### What you should do
Copy, in full, each line of the material that holds the word "text".

## start

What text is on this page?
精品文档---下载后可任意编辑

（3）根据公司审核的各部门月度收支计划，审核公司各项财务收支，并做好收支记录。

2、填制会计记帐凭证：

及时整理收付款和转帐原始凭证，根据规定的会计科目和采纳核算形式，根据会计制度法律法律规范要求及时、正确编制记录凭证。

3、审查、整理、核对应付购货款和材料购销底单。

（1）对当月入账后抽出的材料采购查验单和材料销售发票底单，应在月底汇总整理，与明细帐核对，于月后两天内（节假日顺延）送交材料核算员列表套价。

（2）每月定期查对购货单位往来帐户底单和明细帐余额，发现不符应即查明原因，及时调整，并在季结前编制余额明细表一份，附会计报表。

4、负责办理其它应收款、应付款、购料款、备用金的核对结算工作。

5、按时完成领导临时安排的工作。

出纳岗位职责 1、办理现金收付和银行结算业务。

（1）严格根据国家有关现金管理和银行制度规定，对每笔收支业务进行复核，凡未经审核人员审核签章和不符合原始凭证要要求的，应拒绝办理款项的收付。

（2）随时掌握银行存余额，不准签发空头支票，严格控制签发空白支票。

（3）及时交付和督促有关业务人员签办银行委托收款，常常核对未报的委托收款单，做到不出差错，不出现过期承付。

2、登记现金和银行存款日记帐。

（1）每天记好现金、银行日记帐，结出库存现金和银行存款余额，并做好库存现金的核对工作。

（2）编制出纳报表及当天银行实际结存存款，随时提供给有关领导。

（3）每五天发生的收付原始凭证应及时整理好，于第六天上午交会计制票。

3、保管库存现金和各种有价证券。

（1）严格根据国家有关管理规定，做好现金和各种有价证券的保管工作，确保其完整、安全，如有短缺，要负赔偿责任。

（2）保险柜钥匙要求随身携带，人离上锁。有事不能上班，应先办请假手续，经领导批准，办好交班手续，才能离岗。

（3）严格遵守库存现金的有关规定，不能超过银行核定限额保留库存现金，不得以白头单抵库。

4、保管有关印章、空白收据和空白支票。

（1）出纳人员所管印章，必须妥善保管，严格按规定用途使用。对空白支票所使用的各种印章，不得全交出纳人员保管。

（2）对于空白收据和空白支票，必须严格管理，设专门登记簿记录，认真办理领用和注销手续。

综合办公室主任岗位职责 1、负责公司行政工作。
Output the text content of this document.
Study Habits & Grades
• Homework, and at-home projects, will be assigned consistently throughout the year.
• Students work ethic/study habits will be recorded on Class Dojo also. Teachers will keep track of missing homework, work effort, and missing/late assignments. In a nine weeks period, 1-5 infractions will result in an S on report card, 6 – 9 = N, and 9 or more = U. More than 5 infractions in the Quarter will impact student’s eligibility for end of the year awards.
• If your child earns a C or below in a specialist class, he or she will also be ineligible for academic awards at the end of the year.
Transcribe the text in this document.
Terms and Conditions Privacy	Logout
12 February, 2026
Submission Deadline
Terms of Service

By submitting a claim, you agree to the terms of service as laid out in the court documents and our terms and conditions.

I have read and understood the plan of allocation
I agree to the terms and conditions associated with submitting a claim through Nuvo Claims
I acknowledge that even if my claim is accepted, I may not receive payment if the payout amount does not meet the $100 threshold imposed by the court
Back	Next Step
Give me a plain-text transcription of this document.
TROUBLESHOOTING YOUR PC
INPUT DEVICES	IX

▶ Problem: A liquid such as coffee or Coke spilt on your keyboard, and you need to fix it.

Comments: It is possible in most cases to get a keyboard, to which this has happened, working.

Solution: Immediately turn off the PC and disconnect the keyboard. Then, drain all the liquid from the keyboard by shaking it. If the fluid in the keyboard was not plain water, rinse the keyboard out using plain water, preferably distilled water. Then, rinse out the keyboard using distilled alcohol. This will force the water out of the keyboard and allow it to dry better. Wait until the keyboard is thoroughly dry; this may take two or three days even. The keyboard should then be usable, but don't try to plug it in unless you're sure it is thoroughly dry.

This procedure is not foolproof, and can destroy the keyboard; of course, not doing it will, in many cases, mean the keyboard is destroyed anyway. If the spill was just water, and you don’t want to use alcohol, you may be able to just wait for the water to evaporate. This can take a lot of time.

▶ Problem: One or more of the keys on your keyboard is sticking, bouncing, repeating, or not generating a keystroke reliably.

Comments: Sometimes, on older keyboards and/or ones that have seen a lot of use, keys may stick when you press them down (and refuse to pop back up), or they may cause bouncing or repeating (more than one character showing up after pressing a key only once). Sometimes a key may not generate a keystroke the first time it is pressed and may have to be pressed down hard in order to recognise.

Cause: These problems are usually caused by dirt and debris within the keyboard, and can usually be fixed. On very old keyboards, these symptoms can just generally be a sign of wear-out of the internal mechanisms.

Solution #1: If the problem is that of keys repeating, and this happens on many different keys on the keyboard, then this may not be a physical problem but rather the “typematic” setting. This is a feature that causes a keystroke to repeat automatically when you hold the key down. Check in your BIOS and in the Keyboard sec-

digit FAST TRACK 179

## end

### Result
What text is on this page?
Output the text content of this document.
Transcribe the text in this document.
Give me a plain-text transcription of this document.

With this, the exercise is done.